** Start Provided entries **

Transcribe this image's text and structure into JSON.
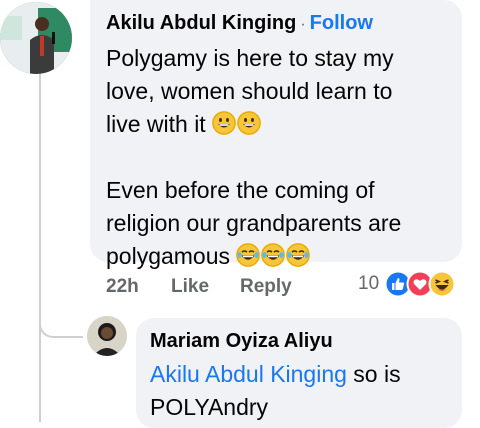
{
  "comment": {
    "author": "Akilu Abdul Kinging",
    "separator": "·",
    "follow_label": "Follow",
    "para1_line1": "Polygamy is here to stay my",
    "para1_line2": "love, women should learn to",
    "para1_line3": "live with it",
    "para1_emojis": [
      "grinning-face-emoji",
      "grinning-face-emoji"
    ],
    "para2_line1": "Even before the coming of",
    "para2_line2": "religion our grandparents are",
    "para2_line3": "polygamous",
    "para2_emojis": [
      "tears-of-joy-emoji",
      "tears-of-joy-emoji",
      "tears-of-joy-emoji"
    ],
    "time": "22h",
    "like_label": "Like",
    "reply_label": "Reply",
    "reaction_count": "10",
    "reactions": [
      "like-reaction-icon",
      "love-reaction-icon",
      "haha-reaction-icon"
    ],
    "colors": {
      "like": "#1877f2",
      "love": "#f33e58",
      "haha": "#f7c53a"
    }
  },
  "reply": {
    "author": "Mariam Oyiza Aliyu",
    "mention": "Akilu Abdul Kinging",
    "text_line1_rest": " so is",
    "text_line2": "POLYAndry"
  }
}
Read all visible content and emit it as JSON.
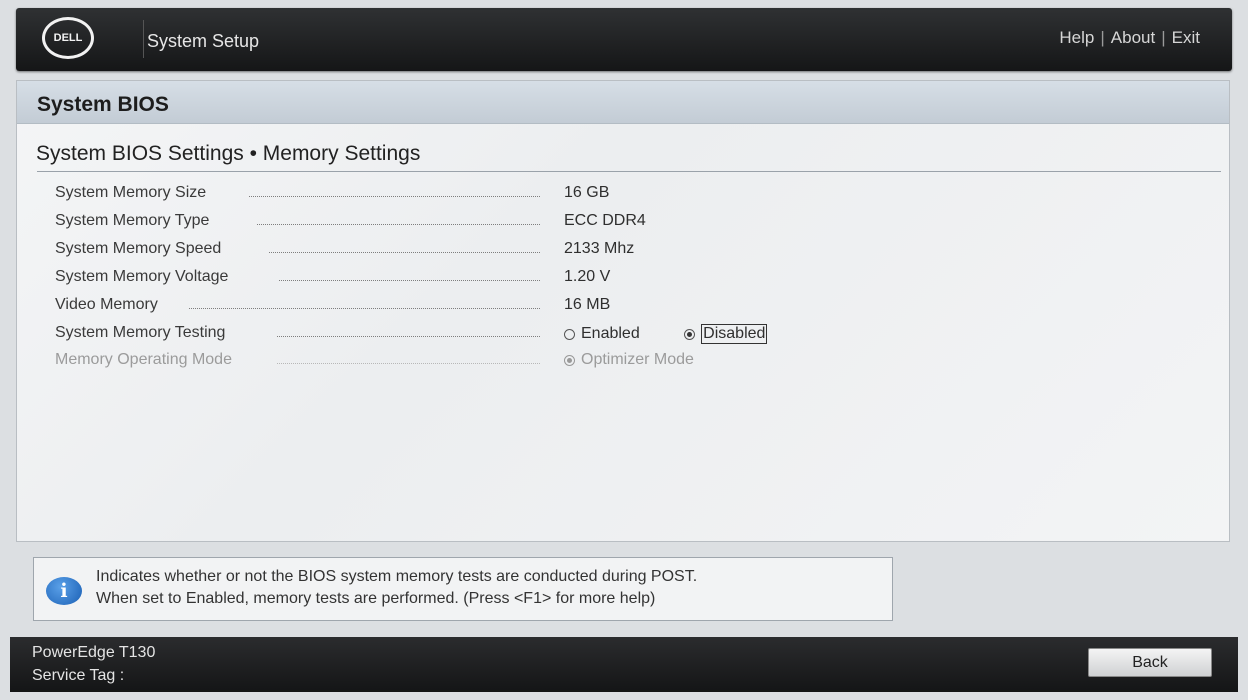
{
  "header": {
    "logo_text": "DELL",
    "app_title": "System Setup",
    "links": [
      "Help",
      "About",
      "Exit"
    ]
  },
  "panel": {
    "title": "System BIOS",
    "breadcrumb": "System BIOS Settings • Memory Settings"
  },
  "settings": [
    {
      "label": "System Memory Size",
      "value": "16 GB"
    },
    {
      "label": "System Memory Type",
      "value": "ECC DDR4"
    },
    {
      "label": "System Memory Speed",
      "value": "2133 Mhz"
    },
    {
      "label": "System Memory Voltage",
      "value": "1.20 V"
    },
    {
      "label": "Video Memory",
      "value": "16 MB"
    },
    {
      "label": "System Memory Testing",
      "options": [
        "Enabled",
        "Disabled"
      ],
      "selected": "Disabled"
    },
    {
      "label": "Memory Operating Mode",
      "options": [
        "Optimizer Mode"
      ],
      "selected": "Optimizer Mode",
      "disabled": true
    }
  ],
  "help": {
    "line1": "Indicates whether or not the BIOS system memory tests are conducted during POST.",
    "line2": "When set to Enabled, memory tests are performed. (Press <F1> for more help)"
  },
  "footer": {
    "model": "PowerEdge T130",
    "service_tag_label": "Service Tag :",
    "back_label": "Back"
  }
}
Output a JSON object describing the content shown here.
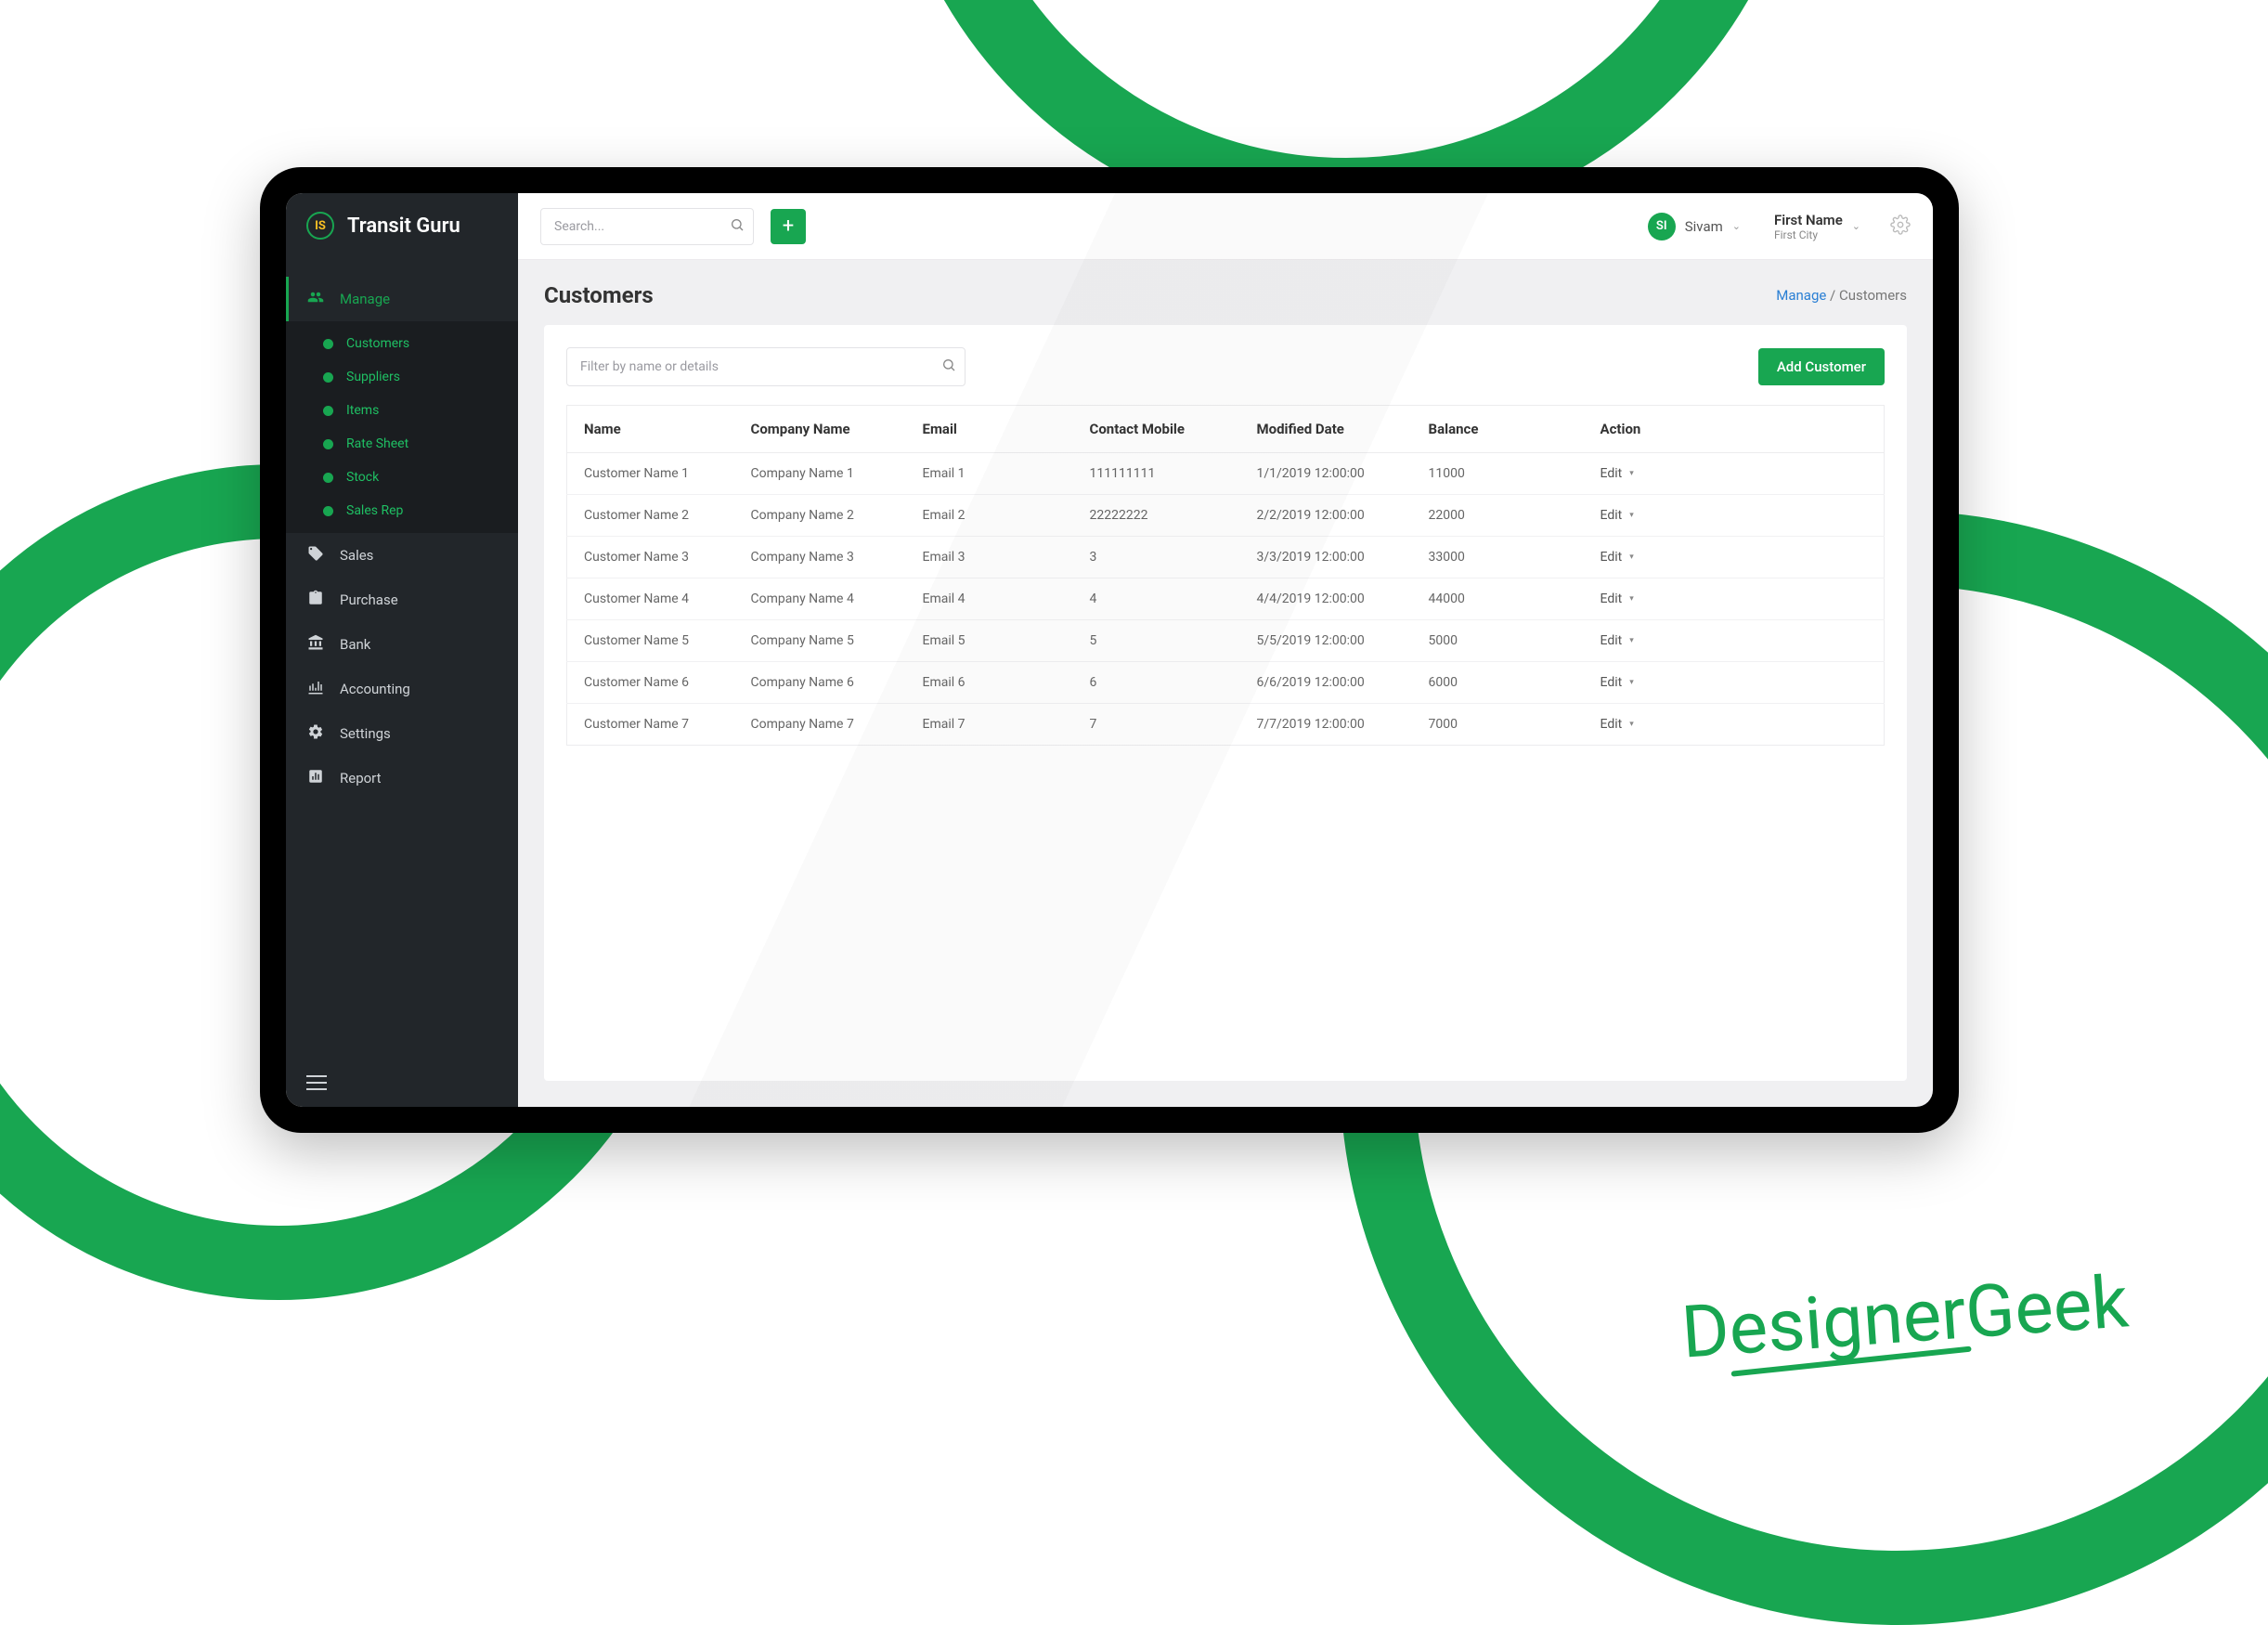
{
  "brand": {
    "logo_text": "IS",
    "app_name": "Transit Guru"
  },
  "topbar": {
    "search_placeholder": "Search...",
    "user_avatar": "SI",
    "user_name": "Sivam",
    "company_name": "First Name",
    "company_city": "First City"
  },
  "sidebar": {
    "main_items": [
      {
        "label": "Manage",
        "active": true
      },
      {
        "label": "Sales"
      },
      {
        "label": "Purchase"
      },
      {
        "label": "Bank"
      },
      {
        "label": "Accounting"
      },
      {
        "label": "Settings"
      },
      {
        "label": "Report"
      }
    ],
    "sub_items": [
      {
        "label": "Customers",
        "active": true
      },
      {
        "label": "Suppliers"
      },
      {
        "label": "Items"
      },
      {
        "label": "Rate Sheet"
      },
      {
        "label": "Stock"
      },
      {
        "label": "Sales Rep"
      }
    ]
  },
  "page": {
    "title": "Customers",
    "breadcrumb_root": "Manage",
    "breadcrumb_sep": " / ",
    "breadcrumb_current": "Customers"
  },
  "card": {
    "filter_placeholder": "Filter by name or details",
    "add_button": "Add Customer",
    "edit_label": "Edit"
  },
  "table": {
    "columns": [
      "Name",
      "Company Name",
      "Email",
      "Contact Mobile",
      "Modified Date",
      "Balance",
      "Action"
    ],
    "rows": [
      {
        "name": "Customer Name 1",
        "company": "Company Name 1",
        "email": "Email 1",
        "mobile": "111111111",
        "date": "1/1/2019 12:00:00",
        "balance": "11000"
      },
      {
        "name": "Customer Name 2",
        "company": "Company Name 2",
        "email": "Email 2",
        "mobile": "22222222",
        "date": "2/2/2019 12:00:00",
        "balance": "22000"
      },
      {
        "name": "Customer Name 3",
        "company": "Company Name 3",
        "email": "Email 3",
        "mobile": "3",
        "date": "3/3/2019 12:00:00",
        "balance": "33000"
      },
      {
        "name": "Customer Name 4",
        "company": "Company Name 4",
        "email": "Email 4",
        "mobile": "4",
        "date": "4/4/2019 12:00:00",
        "balance": "44000"
      },
      {
        "name": "Customer Name 5",
        "company": "Company Name 5",
        "email": "Email 5",
        "mobile": "5",
        "date": "5/5/2019 12:00:00",
        "balance": "5000"
      },
      {
        "name": "Customer Name 6",
        "company": "Company Name 6",
        "email": "Email 6",
        "mobile": "6",
        "date": "6/6/2019 12:00:00",
        "balance": "6000"
      },
      {
        "name": "Customer Name 7",
        "company": "Company Name 7",
        "email": "Email 7",
        "mobile": "7",
        "date": "7/7/2019 12:00:00",
        "balance": "7000"
      }
    ]
  },
  "signature": "DesignerGeek"
}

** End Provided entries **

**Work to do:** Write out all the records again, exactly, minus any pictures.

**Task response:**
Transcribe this image's text and structure into JSON.
{
  "comment": {
    "author": "Akilu Abdul Kinging",
    "separator": "·",
    "follow_label": "Follow",
    "para1_line1": "Polygamy is here to stay my",
    "para1_line2": "love, women should learn to",
    "para1_line3": "live with it",
    "para1_emojis": [
      "grinning-face-emoji",
      "grinning-face-emoji"
    ],
    "para2_line1": "Even before the coming of",
    "para2_line2": "religion our grandparents are",
    "para2_line3": "polygamous",
    "para2_emojis": [
      "tears-of-joy-emoji",
      "tears-of-joy-emoji",
      "tears-of-joy-emoji"
    ],
    "time": "22h",
    "like_label": "Like",
    "reply_label": "Reply",
    "reaction_count": "10",
    "reactions": [
      "like-reaction-icon",
      "love-reaction-icon",
      "haha-reaction-icon"
    ],
    "colors": {
      "like": "#1877f2",
      "love": "#f33e58",
      "haha": "#f7c53a"
    }
  },
  "reply": {
    "author": "Mariam Oyiza Aliyu",
    "mention": "Akilu Abdul Kinging",
    "text_line1_rest": " so is",
    "text_line2": "POLYAndry"
  }
}
Read all visible content and emit it as JSON.
{
  "header": {
    "logo_text": "DELL",
    "app_title": "System Setup",
    "links": [
      "Help",
      "About",
      "Exit"
    ]
  },
  "panel": {
    "title": "System BIOS",
    "breadcrumb": "System BIOS Settings • Memory Settings"
  },
  "settings": [
    {
      "label": "System Memory Size",
      "value": "16 GB"
    },
    {
      "label": "System Memory Type",
      "value": "ECC DDR4"
    },
    {
      "label": "System Memory Speed",
      "value": "2133 Mhz"
    },
    {
      "label": "System Memory Voltage",
      "value": "1.20 V"
    },
    {
      "label": "Video Memory",
      "value": "16 MB"
    },
    {
      "label": "System Memory Testing",
      "options": [
        "Enabled",
        "Disabled"
      ],
      "selected": "Disabled"
    },
    {
      "label": "Memory Operating Mode",
      "options": [
        "Optimizer Mode"
      ],
      "selected": "Optimizer Mode",
      "disabled": true
    }
  ],
  "help": {
    "line1": "Indicates whether or not the BIOS system memory tests are conducted during POST.",
    "line2": "When set to Enabled, memory tests are performed. (Press <F1> for more help)"
  },
  "footer": {
    "model": "PowerEdge T130",
    "service_tag_label": "Service Tag :",
    "back_label": "Back"
  }
}
Output a JSON object describing the content shown here.
{
  "brand": {
    "logo_text": "IS",
    "app_name": "Transit Guru"
  },
  "topbar": {
    "search_placeholder": "Search...",
    "user_avatar": "SI",
    "user_name": "Sivam",
    "company_name": "First Name",
    "company_city": "First City"
  },
  "sidebar": {
    "main_items": [
      {
        "label": "Manage",
        "active": true
      },
      {
        "label": "Sales"
      },
      {
        "label": "Purchase"
      },
      {
        "label": "Bank"
      },
      {
        "label": "Accounting"
      },
      {
        "label": "Settings"
      },
      {
        "label": "Report"
      }
    ],
    "sub_items": [
      {
        "label": "Customers",
        "active": true
      },
      {
        "label": "Suppliers"
      },
      {
        "label": "Items"
      },
      {
        "label": "Rate Sheet"
      },
      {
        "label": "Stock"
      },
      {
        "label": "Sales Rep"
      }
    ]
  },
  "page": {
    "title": "Customers",
    "breadcrumb_root": "Manage",
    "breadcrumb_sep": " / ",
    "breadcrumb_current": "Customers"
  },
  "card": {
    "filter_placeholder": "Filter by name or details",
    "add_button": "Add Customer",
    "edit_label": "Edit"
  },
  "table": {
    "columns": [
      "Name",
      "Company Name",
      "Email",
      "Contact Mobile",
      "Modified Date",
      "Balance",
      "Action"
    ],
    "rows": [
      {
        "name": "Customer Name 1",
        "company": "Company Name 1",
        "email": "Email 1",
        "mobile": "111111111",
        "date": "1/1/2019 12:00:00",
        "balance": "11000"
      },
      {
        "name": "Customer Name 2",
        "company": "Company Name 2",
        "email": "Email 2",
        "mobile": "22222222",
        "date": "2/2/2019 12:00:00",
        "balance": "22000"
      },
      {
        "name": "Customer Name 3",
        "company": "Company Name 3",
        "email": "Email 3",
        "mobile": "3",
        "date": "3/3/2019 12:00:00",
        "balance": "33000"
      },
      {
        "name": "Customer Name 4",
        "company": "Company Name 4",
        "email": "Email 4",
        "mobile": "4",
        "date": "4/4/2019 12:00:00",
        "balance": "44000"
      },
      {
        "name": "Customer Name 5",
        "company": "Company Name 5",
        "email": "Email 5",
        "mobile": "5",
        "date": "5/5/2019 12:00:00",
        "balance": "5000"
      },
      {
        "name": "Customer Name 6",
        "company": "Company Name 6",
        "email": "Email 6",
        "mobile": "6",
        "date": "6/6/2019 12:00:00",
        "balance": "6000"
      },
      {
        "name": "Customer Name 7",
        "company": "Company Name 7",
        "email": "Email 7",
        "mobile": "7",
        "date": "7/7/2019 12:00:00",
        "balance": "7000"
      }
    ]
  },
  "signature": "DesignerGeek"
}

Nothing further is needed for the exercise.